**Written instruction**. Write out each line of the listing as it stands, without the images.

**Stored records**.

· · · ·

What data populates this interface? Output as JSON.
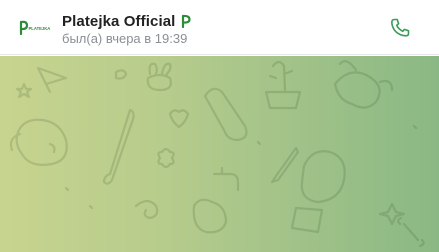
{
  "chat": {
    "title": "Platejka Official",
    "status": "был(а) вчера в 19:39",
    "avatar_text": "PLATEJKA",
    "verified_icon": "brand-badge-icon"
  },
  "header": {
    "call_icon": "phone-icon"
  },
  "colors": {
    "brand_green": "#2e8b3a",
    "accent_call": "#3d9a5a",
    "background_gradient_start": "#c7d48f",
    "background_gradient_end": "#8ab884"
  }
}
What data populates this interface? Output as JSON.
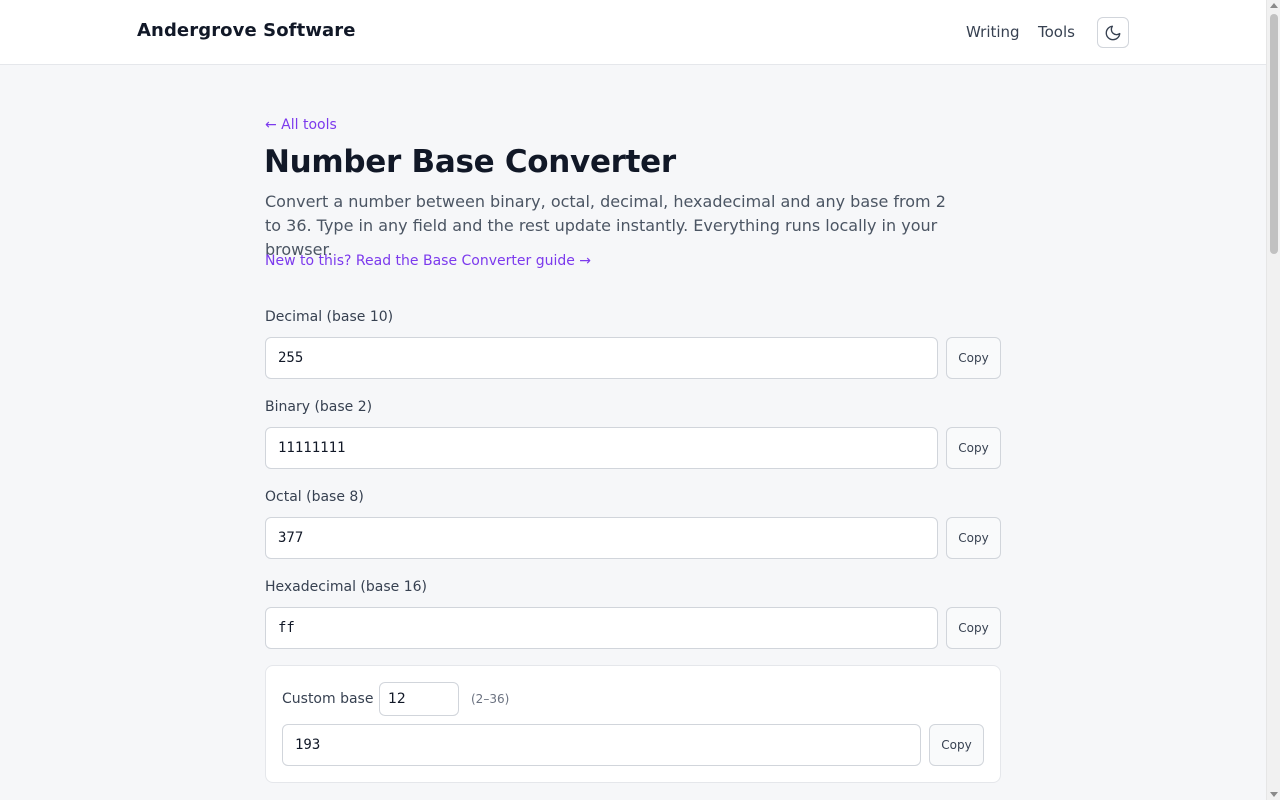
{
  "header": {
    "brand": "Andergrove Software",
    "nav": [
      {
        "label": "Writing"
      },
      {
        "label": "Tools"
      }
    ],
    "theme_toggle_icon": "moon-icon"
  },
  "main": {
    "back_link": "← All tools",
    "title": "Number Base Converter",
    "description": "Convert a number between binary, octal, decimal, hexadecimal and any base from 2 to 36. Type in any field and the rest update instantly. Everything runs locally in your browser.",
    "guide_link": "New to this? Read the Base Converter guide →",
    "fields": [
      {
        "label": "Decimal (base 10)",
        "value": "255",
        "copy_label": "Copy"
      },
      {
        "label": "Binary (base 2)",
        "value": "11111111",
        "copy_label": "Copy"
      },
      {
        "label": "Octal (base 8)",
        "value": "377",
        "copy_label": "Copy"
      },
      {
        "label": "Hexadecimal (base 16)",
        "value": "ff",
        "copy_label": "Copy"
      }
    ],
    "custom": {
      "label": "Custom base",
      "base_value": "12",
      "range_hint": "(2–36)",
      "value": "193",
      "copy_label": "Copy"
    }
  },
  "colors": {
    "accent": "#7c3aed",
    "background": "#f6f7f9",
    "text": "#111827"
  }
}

· · · ·

**Task answer**.
What data populates this interface? Output as JSON.
{
  "chat": {
    "title": "Platejka Official",
    "status": "был(а) вчера в 19:39",
    "avatar_text": "PLATEJKA",
    "verified_icon": "brand-badge-icon"
  },
  "header": {
    "call_icon": "phone-icon"
  },
  "colors": {
    "brand_green": "#2e8b3a",
    "accent_call": "#3d9a5a",
    "background_gradient_start": "#c7d48f",
    "background_gradient_end": "#8ab884"
  }
}
What data populates this interface? Output as JSON.
{
  "header": {
    "brand": "Andergrove Software",
    "nav": [
      {
        "label": "Writing"
      },
      {
        "label": "Tools"
      }
    ],
    "theme_toggle_icon": "moon-icon"
  },
  "main": {
    "back_link": "← All tools",
    "title": "Number Base Converter",
    "description": "Convert a number between binary, octal, decimal, hexadecimal and any base from 2 to 36. Type in any field and the rest update instantly. Everything runs locally in your browser.",
    "guide_link": "New to this? Read the Base Converter guide →",
    "fields": [
      {
        "label": "Decimal (base 10)",
        "value": "255",
        "copy_label": "Copy"
      },
      {
        "label": "Binary (base 2)",
        "value": "11111111",
        "copy_label": "Copy"
      },
      {
        "label": "Octal (base 8)",
        "value": "377",
        "copy_label": "Copy"
      },
      {
        "label": "Hexadecimal (base 16)",
        "value": "ff",
        "copy_label": "Copy"
      }
    ],
    "custom": {
      "label": "Custom base",
      "base_value": "12",
      "range_hint": "(2–36)",
      "value": "193",
      "copy_label": "Copy"
    }
  },
  "colors": {
    "accent": "#7c3aed",
    "background": "#f6f7f9",
    "text": "#111827"
  }
}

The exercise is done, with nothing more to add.